═══ ENTRIES ═══

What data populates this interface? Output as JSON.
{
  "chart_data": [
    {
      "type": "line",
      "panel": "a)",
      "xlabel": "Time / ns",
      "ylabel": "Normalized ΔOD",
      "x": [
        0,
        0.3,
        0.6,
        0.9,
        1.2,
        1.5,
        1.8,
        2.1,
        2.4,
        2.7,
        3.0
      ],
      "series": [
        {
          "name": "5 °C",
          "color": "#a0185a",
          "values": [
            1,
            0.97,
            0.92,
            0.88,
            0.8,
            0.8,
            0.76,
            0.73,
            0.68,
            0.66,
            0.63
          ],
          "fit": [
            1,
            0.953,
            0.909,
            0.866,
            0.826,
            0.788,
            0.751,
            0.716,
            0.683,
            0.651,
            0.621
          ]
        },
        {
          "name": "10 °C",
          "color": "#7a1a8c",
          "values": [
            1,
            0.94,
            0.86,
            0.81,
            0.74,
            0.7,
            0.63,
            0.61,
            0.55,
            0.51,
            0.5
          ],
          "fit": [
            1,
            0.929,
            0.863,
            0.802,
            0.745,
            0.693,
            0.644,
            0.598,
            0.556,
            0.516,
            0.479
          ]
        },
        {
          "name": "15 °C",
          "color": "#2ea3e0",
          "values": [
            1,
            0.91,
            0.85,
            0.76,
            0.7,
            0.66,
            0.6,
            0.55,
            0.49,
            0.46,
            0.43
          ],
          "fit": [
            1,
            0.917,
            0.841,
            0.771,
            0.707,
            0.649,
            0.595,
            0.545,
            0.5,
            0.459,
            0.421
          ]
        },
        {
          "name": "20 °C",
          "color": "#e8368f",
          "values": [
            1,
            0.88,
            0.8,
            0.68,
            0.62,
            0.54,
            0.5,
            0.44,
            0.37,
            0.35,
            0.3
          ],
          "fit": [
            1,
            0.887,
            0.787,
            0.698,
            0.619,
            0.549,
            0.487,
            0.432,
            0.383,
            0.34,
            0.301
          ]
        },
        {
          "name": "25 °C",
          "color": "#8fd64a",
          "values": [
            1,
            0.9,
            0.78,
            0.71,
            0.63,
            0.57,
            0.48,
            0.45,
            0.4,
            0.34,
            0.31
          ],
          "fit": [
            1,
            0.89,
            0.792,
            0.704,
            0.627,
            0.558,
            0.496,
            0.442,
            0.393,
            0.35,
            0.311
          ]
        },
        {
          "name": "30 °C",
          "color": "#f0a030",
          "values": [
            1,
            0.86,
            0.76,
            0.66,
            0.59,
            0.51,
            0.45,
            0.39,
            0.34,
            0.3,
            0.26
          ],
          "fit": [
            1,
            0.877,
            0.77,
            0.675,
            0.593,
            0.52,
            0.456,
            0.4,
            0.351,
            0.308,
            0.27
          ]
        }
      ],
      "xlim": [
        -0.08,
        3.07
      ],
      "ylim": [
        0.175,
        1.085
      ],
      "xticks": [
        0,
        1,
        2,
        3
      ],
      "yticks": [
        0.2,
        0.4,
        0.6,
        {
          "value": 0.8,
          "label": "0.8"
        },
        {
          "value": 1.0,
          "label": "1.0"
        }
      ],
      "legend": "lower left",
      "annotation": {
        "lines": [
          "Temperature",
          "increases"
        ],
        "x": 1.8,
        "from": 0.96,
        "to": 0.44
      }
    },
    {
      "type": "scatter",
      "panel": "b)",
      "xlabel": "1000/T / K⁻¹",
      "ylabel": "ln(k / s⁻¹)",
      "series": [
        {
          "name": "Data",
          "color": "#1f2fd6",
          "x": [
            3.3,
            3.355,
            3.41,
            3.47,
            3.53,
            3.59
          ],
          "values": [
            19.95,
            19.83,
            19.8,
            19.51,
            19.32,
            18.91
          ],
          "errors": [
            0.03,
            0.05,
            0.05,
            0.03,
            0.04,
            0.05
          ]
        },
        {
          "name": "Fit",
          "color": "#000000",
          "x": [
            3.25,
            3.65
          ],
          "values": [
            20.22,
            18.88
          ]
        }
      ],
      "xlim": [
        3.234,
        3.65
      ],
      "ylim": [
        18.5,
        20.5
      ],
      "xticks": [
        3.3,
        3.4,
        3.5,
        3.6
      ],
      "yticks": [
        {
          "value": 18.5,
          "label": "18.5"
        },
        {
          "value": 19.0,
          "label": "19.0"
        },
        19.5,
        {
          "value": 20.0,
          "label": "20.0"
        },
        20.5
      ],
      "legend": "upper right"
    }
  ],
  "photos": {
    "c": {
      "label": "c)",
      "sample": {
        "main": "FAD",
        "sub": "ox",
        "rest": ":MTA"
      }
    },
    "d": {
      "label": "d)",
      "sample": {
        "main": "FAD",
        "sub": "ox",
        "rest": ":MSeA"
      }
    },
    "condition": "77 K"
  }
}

═══

= TASK PROMPT =
Gather all lines from the records above in which "name" appears.

= EXERCISE SOLUTION =
          "name": "5 °C",
          "name": "10 °C",
          "name": "15 °C",
          "name": "20 °C",
          "name": "25 °C",
          "name": "30 °C",
          "name": "Data",
          "name": "Fit",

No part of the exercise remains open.